[start DATA FOR THIS EXERCISE]

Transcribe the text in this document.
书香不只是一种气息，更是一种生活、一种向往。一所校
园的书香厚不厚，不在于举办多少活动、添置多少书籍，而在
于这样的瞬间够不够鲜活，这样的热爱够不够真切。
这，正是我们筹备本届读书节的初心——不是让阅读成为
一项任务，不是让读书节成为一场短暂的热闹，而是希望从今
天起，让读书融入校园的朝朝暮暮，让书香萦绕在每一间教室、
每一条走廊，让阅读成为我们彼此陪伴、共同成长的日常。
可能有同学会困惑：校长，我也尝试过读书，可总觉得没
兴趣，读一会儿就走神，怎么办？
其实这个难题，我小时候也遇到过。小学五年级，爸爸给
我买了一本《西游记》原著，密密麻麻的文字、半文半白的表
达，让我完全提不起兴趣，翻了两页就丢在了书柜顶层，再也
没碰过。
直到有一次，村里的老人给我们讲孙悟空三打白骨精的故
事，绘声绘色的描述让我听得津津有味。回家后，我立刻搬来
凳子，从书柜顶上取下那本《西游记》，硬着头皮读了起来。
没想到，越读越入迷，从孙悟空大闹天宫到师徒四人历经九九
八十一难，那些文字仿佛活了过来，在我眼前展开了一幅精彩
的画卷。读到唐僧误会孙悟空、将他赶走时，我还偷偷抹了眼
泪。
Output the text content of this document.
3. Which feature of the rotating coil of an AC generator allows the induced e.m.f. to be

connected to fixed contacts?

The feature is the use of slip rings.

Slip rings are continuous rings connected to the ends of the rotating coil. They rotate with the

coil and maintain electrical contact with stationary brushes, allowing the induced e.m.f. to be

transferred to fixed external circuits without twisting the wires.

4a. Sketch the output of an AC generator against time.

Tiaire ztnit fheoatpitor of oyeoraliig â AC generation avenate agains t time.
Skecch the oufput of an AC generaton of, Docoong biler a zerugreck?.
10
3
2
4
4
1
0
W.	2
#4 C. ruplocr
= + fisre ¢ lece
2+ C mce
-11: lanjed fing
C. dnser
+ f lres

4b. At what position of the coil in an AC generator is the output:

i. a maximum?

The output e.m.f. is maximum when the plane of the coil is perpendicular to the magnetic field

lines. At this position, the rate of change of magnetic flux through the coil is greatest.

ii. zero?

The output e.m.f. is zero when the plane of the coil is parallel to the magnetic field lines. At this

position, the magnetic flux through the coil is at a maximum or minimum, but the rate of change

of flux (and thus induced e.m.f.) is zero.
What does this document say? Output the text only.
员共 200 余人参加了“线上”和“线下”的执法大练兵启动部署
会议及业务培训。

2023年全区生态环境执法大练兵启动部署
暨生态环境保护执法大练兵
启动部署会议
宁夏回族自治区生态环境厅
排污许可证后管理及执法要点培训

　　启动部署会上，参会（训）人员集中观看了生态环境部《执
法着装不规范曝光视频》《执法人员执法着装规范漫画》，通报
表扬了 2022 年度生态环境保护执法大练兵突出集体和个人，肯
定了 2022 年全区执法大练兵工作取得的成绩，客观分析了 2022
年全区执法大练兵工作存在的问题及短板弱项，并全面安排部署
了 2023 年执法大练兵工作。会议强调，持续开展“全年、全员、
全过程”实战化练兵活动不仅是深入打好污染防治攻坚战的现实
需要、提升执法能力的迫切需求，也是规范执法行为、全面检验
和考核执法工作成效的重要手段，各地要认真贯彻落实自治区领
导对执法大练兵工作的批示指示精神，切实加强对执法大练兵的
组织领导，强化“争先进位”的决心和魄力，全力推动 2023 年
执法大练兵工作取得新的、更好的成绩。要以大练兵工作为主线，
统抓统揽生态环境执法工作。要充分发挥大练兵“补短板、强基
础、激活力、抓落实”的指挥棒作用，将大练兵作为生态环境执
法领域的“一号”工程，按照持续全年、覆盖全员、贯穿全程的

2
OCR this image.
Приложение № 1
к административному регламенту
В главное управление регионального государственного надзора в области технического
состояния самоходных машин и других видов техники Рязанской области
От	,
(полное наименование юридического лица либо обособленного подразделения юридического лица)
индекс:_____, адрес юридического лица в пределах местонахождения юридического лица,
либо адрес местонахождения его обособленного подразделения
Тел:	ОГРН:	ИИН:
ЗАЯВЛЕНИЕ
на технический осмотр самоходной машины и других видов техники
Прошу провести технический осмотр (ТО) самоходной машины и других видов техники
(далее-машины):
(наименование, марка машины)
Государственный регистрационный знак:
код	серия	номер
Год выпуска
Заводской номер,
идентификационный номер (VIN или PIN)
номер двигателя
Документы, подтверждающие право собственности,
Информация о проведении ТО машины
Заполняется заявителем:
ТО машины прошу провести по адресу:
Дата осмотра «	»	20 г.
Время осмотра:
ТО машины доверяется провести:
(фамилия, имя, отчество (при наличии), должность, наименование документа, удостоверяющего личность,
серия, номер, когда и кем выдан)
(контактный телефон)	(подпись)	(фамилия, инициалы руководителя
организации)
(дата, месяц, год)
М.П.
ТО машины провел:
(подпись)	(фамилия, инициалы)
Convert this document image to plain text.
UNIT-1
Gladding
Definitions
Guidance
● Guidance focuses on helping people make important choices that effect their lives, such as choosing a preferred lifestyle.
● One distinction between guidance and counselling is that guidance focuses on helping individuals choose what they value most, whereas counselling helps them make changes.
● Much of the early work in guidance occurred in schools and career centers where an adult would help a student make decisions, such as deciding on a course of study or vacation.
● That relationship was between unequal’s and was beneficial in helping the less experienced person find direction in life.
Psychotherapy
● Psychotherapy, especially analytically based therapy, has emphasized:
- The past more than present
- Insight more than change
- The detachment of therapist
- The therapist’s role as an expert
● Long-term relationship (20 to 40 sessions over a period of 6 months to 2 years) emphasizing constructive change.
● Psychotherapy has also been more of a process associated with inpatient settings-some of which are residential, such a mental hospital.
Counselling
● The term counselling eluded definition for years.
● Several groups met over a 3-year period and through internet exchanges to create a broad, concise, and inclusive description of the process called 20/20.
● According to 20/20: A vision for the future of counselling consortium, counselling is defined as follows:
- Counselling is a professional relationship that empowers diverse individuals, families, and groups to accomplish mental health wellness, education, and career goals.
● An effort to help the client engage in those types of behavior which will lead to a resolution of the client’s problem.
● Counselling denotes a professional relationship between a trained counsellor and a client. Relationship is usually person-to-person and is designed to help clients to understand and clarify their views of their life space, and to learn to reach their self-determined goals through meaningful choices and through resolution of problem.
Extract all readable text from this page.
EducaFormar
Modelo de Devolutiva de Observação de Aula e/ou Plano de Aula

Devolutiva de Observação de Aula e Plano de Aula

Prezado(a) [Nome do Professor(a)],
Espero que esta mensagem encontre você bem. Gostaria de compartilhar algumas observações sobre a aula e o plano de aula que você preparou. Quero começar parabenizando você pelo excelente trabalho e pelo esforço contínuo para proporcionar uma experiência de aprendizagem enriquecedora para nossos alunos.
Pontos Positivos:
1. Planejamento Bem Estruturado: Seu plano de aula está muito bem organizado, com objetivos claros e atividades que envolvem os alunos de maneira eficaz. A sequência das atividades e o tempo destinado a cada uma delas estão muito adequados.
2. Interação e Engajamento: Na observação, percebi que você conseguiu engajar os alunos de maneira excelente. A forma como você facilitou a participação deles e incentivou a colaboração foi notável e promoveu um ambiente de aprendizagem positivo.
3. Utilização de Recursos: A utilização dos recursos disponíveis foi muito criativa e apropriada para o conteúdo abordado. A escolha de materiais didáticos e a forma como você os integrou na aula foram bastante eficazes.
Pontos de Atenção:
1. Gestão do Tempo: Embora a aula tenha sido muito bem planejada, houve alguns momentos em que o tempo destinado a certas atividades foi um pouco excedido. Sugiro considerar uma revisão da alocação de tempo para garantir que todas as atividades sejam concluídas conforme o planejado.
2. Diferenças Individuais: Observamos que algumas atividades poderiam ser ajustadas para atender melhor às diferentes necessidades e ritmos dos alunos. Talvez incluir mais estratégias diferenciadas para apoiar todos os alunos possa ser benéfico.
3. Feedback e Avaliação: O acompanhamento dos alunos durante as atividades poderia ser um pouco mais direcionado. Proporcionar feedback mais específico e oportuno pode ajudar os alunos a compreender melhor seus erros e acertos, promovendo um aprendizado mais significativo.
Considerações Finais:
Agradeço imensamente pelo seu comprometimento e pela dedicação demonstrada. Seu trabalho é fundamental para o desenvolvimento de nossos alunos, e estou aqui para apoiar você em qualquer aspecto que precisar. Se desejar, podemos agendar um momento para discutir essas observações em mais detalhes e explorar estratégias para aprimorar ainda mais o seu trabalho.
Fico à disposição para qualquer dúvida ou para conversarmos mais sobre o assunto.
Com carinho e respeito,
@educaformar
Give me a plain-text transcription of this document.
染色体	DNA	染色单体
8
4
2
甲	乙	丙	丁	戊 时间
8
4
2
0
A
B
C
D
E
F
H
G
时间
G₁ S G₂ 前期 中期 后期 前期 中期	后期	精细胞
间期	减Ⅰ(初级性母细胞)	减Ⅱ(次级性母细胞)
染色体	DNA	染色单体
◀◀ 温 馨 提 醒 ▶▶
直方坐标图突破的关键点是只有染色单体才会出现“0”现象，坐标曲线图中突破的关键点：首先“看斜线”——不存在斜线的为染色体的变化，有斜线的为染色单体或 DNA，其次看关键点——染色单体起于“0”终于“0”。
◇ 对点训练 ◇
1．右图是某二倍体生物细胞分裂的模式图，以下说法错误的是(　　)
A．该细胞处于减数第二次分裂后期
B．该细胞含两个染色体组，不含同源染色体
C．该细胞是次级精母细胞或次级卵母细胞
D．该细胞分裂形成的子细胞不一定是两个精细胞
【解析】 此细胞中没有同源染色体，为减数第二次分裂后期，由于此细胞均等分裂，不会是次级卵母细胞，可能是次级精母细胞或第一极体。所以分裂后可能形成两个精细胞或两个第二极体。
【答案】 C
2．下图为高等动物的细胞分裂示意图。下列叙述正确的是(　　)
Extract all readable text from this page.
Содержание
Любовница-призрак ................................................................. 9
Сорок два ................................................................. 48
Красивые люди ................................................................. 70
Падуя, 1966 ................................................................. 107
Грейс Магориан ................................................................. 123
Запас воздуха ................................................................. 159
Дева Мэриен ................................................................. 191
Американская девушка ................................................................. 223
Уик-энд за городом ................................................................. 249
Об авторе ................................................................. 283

[end DATA FOR THIS EXERCISE]

## WHAT IS NEEDED
Looking at the data above, show all lines where the word "sobre" occurs.

## FULL ANSWER
Espero que esta mensagem encontre você bem. Gostaria de compartilhar algumas observações sobre a aula e o plano de aula que você preparou. Quero começar parabenizando você pelo excelente trabalho e pelo esforço contínuo para proporcionar uma experiência de aprendizagem enriquecedora para nossos alunos.
Fico à disposição para qualquer dúvida ou para conversarmos mais sobre o assunto.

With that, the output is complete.